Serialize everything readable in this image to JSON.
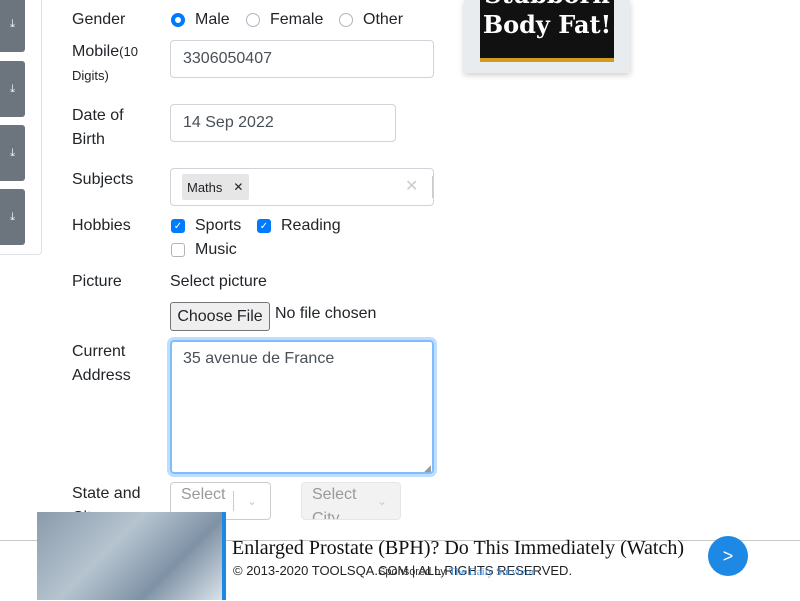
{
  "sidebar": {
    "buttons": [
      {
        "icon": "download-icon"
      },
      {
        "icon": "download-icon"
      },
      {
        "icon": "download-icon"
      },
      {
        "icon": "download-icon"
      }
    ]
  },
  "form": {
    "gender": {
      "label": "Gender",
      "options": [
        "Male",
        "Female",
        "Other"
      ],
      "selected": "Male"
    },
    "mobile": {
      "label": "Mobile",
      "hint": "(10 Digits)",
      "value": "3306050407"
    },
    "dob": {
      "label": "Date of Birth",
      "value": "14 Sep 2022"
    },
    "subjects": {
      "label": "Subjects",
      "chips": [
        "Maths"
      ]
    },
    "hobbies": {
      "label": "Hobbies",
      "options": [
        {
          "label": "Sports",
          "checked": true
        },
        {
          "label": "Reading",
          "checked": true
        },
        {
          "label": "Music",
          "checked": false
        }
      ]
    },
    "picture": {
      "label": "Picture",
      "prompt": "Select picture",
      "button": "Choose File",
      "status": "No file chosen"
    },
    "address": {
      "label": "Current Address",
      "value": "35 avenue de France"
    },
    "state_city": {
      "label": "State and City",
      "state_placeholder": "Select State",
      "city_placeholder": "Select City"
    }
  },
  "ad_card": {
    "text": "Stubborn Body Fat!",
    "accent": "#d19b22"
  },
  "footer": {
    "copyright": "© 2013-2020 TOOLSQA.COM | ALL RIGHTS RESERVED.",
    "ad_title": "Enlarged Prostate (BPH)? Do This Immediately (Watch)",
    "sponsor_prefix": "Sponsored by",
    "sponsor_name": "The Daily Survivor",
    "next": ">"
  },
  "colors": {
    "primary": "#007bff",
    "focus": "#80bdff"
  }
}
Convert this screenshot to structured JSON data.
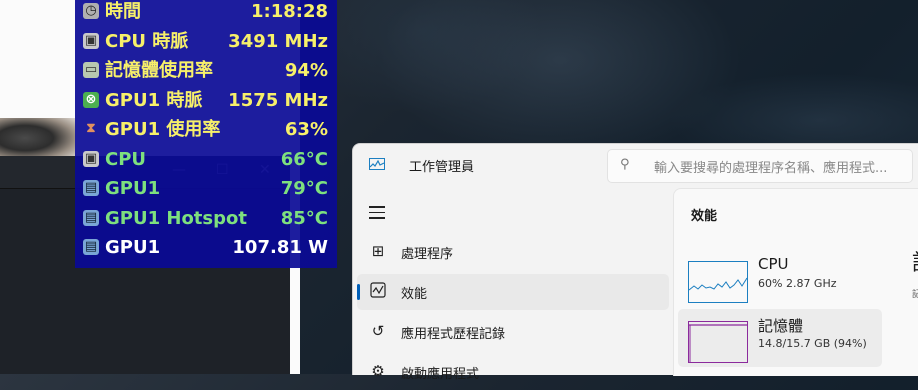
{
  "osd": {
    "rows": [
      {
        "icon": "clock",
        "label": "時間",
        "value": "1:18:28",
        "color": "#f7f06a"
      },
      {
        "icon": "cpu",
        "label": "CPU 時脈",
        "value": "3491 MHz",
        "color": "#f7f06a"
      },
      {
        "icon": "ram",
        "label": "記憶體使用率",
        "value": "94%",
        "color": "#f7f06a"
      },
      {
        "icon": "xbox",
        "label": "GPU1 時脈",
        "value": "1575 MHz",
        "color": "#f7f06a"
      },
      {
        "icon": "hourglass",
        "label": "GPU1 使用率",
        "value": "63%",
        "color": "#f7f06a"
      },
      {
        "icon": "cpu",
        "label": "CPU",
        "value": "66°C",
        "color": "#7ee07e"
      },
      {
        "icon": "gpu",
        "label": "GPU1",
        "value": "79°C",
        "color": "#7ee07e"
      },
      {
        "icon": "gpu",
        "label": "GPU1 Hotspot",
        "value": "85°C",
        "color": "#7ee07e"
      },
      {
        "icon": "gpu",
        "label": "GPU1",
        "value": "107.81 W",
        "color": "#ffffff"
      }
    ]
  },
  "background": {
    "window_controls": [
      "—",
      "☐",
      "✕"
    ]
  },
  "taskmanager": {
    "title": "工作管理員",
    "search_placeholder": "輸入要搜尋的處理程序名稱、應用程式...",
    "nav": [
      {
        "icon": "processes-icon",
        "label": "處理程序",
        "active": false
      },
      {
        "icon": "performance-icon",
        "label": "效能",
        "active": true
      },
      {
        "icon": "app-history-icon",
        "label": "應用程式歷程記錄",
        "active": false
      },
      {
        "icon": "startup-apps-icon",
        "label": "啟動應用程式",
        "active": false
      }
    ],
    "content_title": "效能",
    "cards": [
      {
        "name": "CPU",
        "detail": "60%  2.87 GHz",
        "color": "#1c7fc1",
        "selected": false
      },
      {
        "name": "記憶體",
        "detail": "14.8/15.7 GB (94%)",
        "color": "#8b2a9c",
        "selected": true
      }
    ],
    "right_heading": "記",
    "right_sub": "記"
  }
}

----

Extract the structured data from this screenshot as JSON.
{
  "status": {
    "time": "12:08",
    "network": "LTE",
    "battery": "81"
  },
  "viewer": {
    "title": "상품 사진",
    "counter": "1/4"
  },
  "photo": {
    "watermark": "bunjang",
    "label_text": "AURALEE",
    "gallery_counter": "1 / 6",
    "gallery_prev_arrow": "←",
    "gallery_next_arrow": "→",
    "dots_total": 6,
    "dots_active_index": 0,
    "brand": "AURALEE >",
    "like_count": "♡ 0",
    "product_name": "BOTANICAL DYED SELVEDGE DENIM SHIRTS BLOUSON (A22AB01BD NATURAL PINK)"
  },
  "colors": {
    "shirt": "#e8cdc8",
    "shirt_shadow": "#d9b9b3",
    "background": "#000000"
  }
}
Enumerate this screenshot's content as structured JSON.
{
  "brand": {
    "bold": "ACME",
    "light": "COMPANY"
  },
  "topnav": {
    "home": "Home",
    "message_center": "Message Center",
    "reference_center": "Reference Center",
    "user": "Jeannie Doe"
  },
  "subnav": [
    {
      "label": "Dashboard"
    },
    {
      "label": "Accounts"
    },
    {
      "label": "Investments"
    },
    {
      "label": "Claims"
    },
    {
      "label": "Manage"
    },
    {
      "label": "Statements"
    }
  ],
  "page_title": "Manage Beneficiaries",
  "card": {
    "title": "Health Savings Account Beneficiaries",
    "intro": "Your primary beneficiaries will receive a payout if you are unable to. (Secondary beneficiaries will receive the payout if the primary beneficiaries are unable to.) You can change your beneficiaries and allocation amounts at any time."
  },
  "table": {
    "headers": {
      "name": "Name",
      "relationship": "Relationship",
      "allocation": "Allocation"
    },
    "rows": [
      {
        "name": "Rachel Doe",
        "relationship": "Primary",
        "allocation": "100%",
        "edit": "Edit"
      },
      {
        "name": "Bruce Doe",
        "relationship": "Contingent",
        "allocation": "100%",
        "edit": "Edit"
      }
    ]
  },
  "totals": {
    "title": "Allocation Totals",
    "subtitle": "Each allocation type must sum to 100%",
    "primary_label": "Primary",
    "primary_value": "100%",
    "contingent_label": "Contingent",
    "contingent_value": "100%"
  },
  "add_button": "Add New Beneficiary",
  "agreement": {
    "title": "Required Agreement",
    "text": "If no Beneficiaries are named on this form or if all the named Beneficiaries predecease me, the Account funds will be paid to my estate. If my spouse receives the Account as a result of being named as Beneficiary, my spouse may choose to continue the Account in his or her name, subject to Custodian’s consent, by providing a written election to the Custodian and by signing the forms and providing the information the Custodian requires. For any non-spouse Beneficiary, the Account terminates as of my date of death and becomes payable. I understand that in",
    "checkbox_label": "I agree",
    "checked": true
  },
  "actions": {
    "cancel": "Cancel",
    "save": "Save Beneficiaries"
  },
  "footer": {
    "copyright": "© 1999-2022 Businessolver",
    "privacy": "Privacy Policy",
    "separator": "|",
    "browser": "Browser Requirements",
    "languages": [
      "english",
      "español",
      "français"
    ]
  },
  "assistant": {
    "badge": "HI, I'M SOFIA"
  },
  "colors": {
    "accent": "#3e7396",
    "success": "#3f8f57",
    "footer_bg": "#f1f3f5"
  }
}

----

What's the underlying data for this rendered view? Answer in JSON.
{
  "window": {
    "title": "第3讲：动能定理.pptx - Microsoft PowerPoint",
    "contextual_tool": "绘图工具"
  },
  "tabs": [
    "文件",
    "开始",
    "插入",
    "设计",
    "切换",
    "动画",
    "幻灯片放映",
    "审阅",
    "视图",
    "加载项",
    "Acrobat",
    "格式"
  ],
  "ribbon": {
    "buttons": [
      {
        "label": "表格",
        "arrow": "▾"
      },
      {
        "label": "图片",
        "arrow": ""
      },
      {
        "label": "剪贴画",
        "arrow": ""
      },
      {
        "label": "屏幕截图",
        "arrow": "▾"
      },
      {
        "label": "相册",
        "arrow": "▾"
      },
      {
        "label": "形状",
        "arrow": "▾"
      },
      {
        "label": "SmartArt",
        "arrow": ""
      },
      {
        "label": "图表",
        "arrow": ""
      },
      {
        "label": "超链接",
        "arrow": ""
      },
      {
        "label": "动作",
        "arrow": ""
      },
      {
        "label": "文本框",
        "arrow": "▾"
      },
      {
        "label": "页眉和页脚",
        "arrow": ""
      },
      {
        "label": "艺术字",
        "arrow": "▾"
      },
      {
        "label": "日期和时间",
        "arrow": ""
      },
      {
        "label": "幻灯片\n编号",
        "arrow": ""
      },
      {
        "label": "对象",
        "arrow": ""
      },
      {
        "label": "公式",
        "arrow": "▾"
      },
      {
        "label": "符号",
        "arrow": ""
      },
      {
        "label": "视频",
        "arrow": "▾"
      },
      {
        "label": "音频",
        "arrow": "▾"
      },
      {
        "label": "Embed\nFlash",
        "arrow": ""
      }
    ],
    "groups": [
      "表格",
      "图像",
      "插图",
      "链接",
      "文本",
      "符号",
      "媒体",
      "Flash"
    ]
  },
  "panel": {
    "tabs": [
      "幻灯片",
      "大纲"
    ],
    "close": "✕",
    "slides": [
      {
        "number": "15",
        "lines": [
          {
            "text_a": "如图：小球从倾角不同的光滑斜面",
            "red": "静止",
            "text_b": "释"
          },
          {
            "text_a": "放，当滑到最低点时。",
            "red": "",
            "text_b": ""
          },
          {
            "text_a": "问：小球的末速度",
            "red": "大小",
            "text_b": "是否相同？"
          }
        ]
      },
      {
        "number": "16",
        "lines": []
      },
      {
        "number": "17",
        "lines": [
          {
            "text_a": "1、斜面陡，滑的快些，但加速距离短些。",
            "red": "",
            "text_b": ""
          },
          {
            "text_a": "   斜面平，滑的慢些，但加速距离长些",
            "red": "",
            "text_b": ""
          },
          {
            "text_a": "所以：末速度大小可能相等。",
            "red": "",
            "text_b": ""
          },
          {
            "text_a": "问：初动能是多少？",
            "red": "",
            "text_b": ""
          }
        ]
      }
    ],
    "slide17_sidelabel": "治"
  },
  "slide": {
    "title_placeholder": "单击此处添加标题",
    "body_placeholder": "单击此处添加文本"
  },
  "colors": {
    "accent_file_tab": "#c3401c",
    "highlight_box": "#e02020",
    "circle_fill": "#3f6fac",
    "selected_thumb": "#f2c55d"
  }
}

----

Problem statement
Scan the entries above. Copy each line that has the string "JSON".

Result below
Serialize everything readable in this image to JSON.
Convert this screenshot to structured JSON data.
Extract the structured data from this screenshot as JSON.
Enumerate this screenshot's content as structured JSON.
What's the underlying data for this rendered view? Answer in JSON.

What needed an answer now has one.